**** Supplied information

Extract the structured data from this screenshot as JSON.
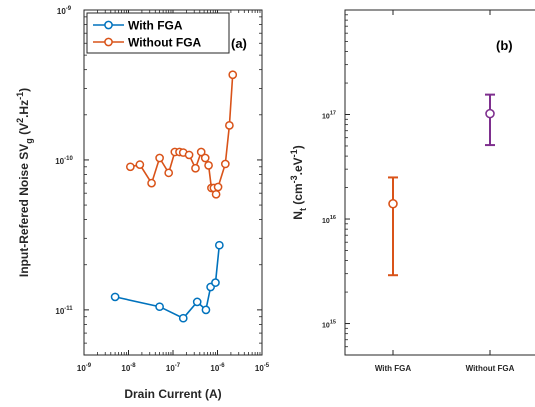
{
  "chart_data": [
    {
      "type": "line",
      "panel_label": "(a)",
      "xlabel": "Drain Current (A)",
      "ylabel_main": "Input-Refered Noise SV",
      "ylabel_sub": "g",
      "ylabel_unit_open": " (V",
      "ylabel_unit_sup1": "2",
      "ylabel_unit_mid": ".Hz",
      "ylabel_unit_sup2": "-1",
      "ylabel_unit_close": ")",
      "x_scale": "log",
      "y_scale": "log",
      "xlim": [
        1e-09,
        1e-05
      ],
      "ylim": [
        5e-12,
        1e-09
      ],
      "x_ticks": [
        {
          "value": 1e-09,
          "base": "10",
          "exp": "-9"
        },
        {
          "value": 1e-08,
          "base": "10",
          "exp": "-8"
        },
        {
          "value": 1e-07,
          "base": "10",
          "exp": "-7"
        },
        {
          "value": 1e-06,
          "base": "10",
          "exp": "-6"
        },
        {
          "value": 1e-05,
          "base": "10",
          "exp": "-5"
        }
      ],
      "y_ticks": [
        {
          "value": 1e-11,
          "base": "10",
          "exp": "-11"
        },
        {
          "value": 1e-10,
          "base": "10",
          "exp": "-10"
        },
        {
          "value": 1e-09,
          "base": "10",
          "exp": "-9"
        }
      ],
      "legend_position": "top-left",
      "series": [
        {
          "name": "With FGA",
          "color": "#0072BD",
          "x": [
            5e-09,
            5e-08,
            1.7e-07,
            3.5e-07,
            5.5e-07,
            7e-07,
            9e-07,
            1.1e-06
          ],
          "y": [
            1.22e-11,
            1.05e-11,
            8.8e-12,
            1.13e-11,
            1e-11,
            1.42e-11,
            1.52e-11,
            2.7e-11
          ]
        },
        {
          "name": "Without FGA",
          "color": "#D95319",
          "x": [
            1.1e-08,
            1.8e-08,
            3.3e-08,
            5e-08,
            8e-08,
            1.1e-07,
            1.4e-07,
            1.7e-07,
            2.3e-07,
            3.2e-07,
            4.3e-07,
            5.3e-07,
            6.3e-07,
            7.3e-07,
            8.3e-07,
            9.3e-07,
            1.03e-06,
            1.5e-06,
            1.85e-06,
            2.2e-06
          ],
          "y": [
            9e-11,
            9.3e-11,
            7e-11,
            1.03e-10,
            8.2e-11,
            1.13e-10,
            1.13e-10,
            1.12e-10,
            1.08e-10,
            8.8e-11,
            1.13e-10,
            1.03e-10,
            9.2e-11,
            6.5e-11,
            6.5e-11,
            5.9e-11,
            6.6e-11,
            9.4e-11,
            1.7e-10,
            3.7e-10
          ]
        }
      ]
    },
    {
      "type": "scatter",
      "panel_label": "(b)",
      "ylabel_main": "N",
      "ylabel_sub": "t",
      "ylabel_unit_open": " (cm",
      "ylabel_unit_sup1": "-3",
      "ylabel_unit_mid": ".eV",
      "ylabel_unit_sup2": "-1",
      "ylabel_unit_close": ")",
      "y_scale": "log",
      "ylim": [
        500000000000000.0,
        1e+18
      ],
      "categories": [
        "With FGA",
        "Without FGA"
      ],
      "y_ticks": [
        {
          "value": 1000000000000000.0,
          "base": "10",
          "exp": "15"
        },
        {
          "value": 1e+16,
          "base": "10",
          "exp": "16"
        },
        {
          "value": 1e+17,
          "base": "10",
          "exp": "17"
        }
      ],
      "series": [
        {
          "category": "With FGA",
          "color": "#D95319",
          "value": 1.4e+16,
          "low": 2900000000000000.0,
          "high": 2.5e+16
        },
        {
          "category": "Without FGA",
          "color": "#7E2F8E",
          "value": 1.02e+17,
          "low": 5.1e+16,
          "high": 1.55e+17
        }
      ]
    }
  ]
}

********

:: Requirement ::
Output the entries above exactly. Drop the pictures.

:: Response for this exercise ::
Extract the structured data from this screenshot as JSON.
{
  "chart_data": [
    {
      "type": "line",
      "panel_label": "(a)",
      "xlabel": "Drain Current (A)",
      "ylabel_main": "Input-Refered Noise SV",
      "ylabel_sub": "g",
      "ylabel_unit_open": " (V",
      "ylabel_unit_sup1": "2",
      "ylabel_unit_mid": ".Hz",
      "ylabel_unit_sup2": "-1",
      "ylabel_unit_close": ")",
      "x_scale": "log",
      "y_scale": "log",
      "xlim": [
        1e-09,
        1e-05
      ],
      "ylim": [
        5e-12,
        1e-09
      ],
      "x_ticks": [
        {
          "value": 1e-09,
          "base": "10",
          "exp": "-9"
        },
        {
          "value": 1e-08,
          "base": "10",
          "exp": "-8"
        },
        {
          "value": 1e-07,
          "base": "10",
          "exp": "-7"
        },
        {
          "value": 1e-06,
          "base": "10",
          "exp": "-6"
        },
        {
          "value": 1e-05,
          "base": "10",
          "exp": "-5"
        }
      ],
      "y_ticks": [
        {
          "value": 1e-11,
          "base": "10",
          "exp": "-11"
        },
        {
          "value": 1e-10,
          "base": "10",
          "exp": "-10"
        },
        {
          "value": 1e-09,
          "base": "10",
          "exp": "-9"
        }
      ],
      "legend_position": "top-left",
      "series": [
        {
          "name": "With FGA",
          "color": "#0072BD",
          "x": [
            5e-09,
            5e-08,
            1.7e-07,
            3.5e-07,
            5.5e-07,
            7e-07,
            9e-07,
            1.1e-06
          ],
          "y": [
            1.22e-11,
            1.05e-11,
            8.8e-12,
            1.13e-11,
            1e-11,
            1.42e-11,
            1.52e-11,
            2.7e-11
          ]
        },
        {
          "name": "Without FGA",
          "color": "#D95319",
          "x": [
            1.1e-08,
            1.8e-08,
            3.3e-08,
            5e-08,
            8e-08,
            1.1e-07,
            1.4e-07,
            1.7e-07,
            2.3e-07,
            3.2e-07,
            4.3e-07,
            5.3e-07,
            6.3e-07,
            7.3e-07,
            8.3e-07,
            9.3e-07,
            1.03e-06,
            1.5e-06,
            1.85e-06,
            2.2e-06
          ],
          "y": [
            9e-11,
            9.3e-11,
            7e-11,
            1.03e-10,
            8.2e-11,
            1.13e-10,
            1.13e-10,
            1.12e-10,
            1.08e-10,
            8.8e-11,
            1.13e-10,
            1.03e-10,
            9.2e-11,
            6.5e-11,
            6.5e-11,
            5.9e-11,
            6.6e-11,
            9.4e-11,
            1.7e-10,
            3.7e-10
          ]
        }
      ]
    },
    {
      "type": "scatter",
      "panel_label": "(b)",
      "ylabel_main": "N",
      "ylabel_sub": "t",
      "ylabel_unit_open": " (cm",
      "ylabel_unit_sup1": "-3",
      "ylabel_unit_mid": ".eV",
      "ylabel_unit_sup2": "-1",
      "ylabel_unit_close": ")",
      "y_scale": "log",
      "ylim": [
        500000000000000.0,
        1e+18
      ],
      "categories": [
        "With FGA",
        "Without FGA"
      ],
      "y_ticks": [
        {
          "value": 1000000000000000.0,
          "base": "10",
          "exp": "15"
        },
        {
          "value": 1e+16,
          "base": "10",
          "exp": "16"
        },
        {
          "value": 1e+17,
          "base": "10",
          "exp": "17"
        }
      ],
      "series": [
        {
          "category": "With FGA",
          "color": "#D95319",
          "value": 1.4e+16,
          "low": 2900000000000000.0,
          "high": 2.5e+16
        },
        {
          "category": "Without FGA",
          "color": "#7E2F8E",
          "value": 1.02e+17,
          "low": 5.1e+16,
          "high": 1.55e+17
        }
      ]
    }
  ]
}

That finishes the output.